Dataset items
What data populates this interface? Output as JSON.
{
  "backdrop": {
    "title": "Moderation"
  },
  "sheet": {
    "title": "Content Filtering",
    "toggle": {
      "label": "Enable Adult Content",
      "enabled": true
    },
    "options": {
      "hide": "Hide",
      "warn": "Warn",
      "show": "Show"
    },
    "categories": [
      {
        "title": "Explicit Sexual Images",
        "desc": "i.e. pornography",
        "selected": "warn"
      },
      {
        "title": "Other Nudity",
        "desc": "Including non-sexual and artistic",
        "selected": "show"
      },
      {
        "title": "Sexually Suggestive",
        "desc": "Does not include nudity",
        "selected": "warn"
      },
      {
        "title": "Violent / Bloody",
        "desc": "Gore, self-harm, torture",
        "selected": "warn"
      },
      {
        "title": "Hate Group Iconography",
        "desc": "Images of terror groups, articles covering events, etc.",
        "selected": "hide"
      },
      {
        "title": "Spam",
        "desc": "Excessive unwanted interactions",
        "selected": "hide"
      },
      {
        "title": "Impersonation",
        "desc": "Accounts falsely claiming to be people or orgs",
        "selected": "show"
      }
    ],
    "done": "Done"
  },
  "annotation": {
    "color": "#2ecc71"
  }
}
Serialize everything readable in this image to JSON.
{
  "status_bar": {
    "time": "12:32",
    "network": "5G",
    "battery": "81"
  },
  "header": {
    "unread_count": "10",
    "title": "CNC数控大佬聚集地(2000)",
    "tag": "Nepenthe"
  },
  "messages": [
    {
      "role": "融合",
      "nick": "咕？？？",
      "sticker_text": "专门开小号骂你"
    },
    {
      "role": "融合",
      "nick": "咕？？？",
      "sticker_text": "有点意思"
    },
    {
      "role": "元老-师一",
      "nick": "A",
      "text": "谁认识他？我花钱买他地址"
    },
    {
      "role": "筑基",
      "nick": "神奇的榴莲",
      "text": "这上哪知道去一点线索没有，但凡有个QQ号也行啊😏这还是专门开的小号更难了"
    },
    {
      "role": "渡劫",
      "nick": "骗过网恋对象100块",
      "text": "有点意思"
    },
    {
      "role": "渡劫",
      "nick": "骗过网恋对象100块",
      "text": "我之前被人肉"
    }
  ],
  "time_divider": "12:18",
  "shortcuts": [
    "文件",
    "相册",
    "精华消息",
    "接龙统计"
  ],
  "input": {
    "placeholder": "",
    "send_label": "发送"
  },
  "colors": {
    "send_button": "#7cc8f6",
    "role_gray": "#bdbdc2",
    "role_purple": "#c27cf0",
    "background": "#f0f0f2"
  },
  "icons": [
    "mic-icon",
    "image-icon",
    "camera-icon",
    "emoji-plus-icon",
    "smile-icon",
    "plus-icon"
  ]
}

Exercise description = Reproduce all the data word for word.

Result of this exercise =
What data populates this interface? Output as JSON.
{
  "backdrop": {
    "title": "Moderation"
  },
  "sheet": {
    "title": "Content Filtering",
    "toggle": {
      "label": "Enable Adult Content",
      "enabled": true
    },
    "options": {
      "hide": "Hide",
      "warn": "Warn",
      "show": "Show"
    },
    "categories": [
      {
        "title": "Explicit Sexual Images",
        "desc": "i.e. pornography",
        "selected": "warn"
      },
      {
        "title": "Other Nudity",
        "desc": "Including non-sexual and artistic",
        "selected": "show"
      },
      {
        "title": "Sexually Suggestive",
        "desc": "Does not include nudity",
        "selected": "warn"
      },
      {
        "title": "Violent / Bloody",
        "desc": "Gore, self-harm, torture",
        "selected": "warn"
      },
      {
        "title": "Hate Group Iconography",
        "desc": "Images of terror groups, articles covering events, etc.",
        "selected": "hide"
      },
      {
        "title": "Spam",
        "desc": "Excessive unwanted interactions",
        "selected": "hide"
      },
      {
        "title": "Impersonation",
        "desc": "Accounts falsely claiming to be people or orgs",
        "selected": "show"
      }
    ],
    "done": "Done"
  },
  "annotation": {
    "color": "#2ecc71"
  }
}
Serialize everything readable in this image to JSON.
{
  "status_bar": {
    "time": "12:32",
    "network": "5G",
    "battery": "81"
  },
  "header": {
    "unread_count": "10",
    "title": "CNC数控大佬聚集地(2000)",
    "tag": "Nepenthe"
  },
  "messages": [
    {
      "role": "融合",
      "nick": "咕？？？",
      "sticker_text": "专门开小号骂你"
    },
    {
      "role": "融合",
      "nick": "咕？？？",
      "sticker_text": "有点意思"
    },
    {
      "role": "元老-师一",
      "nick": "A",
      "text": "谁认识他？我花钱买他地址"
    },
    {
      "role": "筑基",
      "nick": "神奇的榴莲",
      "text": "这上哪知道去一点线索没有，但凡有个QQ号也行啊😏这还是专门开的小号更难了"
    },
    {
      "role": "渡劫",
      "nick": "骗过网恋对象100块",
      "text": "有点意思"
    },
    {
      "role": "渡劫",
      "nick": "骗过网恋对象100块",
      "text": "我之前被人肉"
    }
  ],
  "time_divider": "12:18",
  "shortcuts": [
    "文件",
    "相册",
    "精华消息",
    "接龙统计"
  ],
  "input": {
    "placeholder": "",
    "send_label": "发送"
  },
  "colors": {
    "send_button": "#7cc8f6",
    "role_gray": "#bdbdc2",
    "role_purple": "#c27cf0",
    "background": "#f0f0f2"
  },
  "icons": [
    "mic-icon",
    "image-icon",
    "camera-icon",
    "emoji-plus-icon",
    "smile-icon",
    "plus-icon"
  ]
}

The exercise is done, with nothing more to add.